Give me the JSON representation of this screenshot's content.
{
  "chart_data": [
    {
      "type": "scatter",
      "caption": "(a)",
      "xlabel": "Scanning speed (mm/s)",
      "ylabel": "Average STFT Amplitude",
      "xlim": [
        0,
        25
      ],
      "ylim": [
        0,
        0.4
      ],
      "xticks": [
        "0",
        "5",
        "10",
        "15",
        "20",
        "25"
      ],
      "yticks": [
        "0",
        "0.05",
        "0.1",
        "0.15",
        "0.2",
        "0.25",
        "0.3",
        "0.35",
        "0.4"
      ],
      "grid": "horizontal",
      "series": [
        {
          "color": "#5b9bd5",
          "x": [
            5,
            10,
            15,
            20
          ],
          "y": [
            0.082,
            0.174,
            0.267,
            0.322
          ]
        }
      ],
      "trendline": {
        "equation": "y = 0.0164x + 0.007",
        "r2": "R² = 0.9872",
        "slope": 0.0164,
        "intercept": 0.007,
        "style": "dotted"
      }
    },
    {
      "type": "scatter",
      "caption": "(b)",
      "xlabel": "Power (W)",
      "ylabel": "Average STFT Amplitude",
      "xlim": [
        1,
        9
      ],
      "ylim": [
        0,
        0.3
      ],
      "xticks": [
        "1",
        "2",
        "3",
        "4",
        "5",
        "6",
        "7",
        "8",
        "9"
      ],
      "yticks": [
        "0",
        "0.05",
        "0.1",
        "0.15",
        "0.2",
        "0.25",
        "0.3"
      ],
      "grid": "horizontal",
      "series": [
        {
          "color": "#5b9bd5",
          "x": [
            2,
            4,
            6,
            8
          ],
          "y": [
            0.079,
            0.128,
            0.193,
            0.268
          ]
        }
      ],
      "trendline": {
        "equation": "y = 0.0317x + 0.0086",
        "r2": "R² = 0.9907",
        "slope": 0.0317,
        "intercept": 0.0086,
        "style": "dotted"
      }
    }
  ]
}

• • • • •

### WHAT IS ASKED
Return every line containing "equation".

### ANSWER TO THIS TASK
        "equation": "y = 0.0164x + 0.007",
        "equation": "y = 0.0317x + 0.0086",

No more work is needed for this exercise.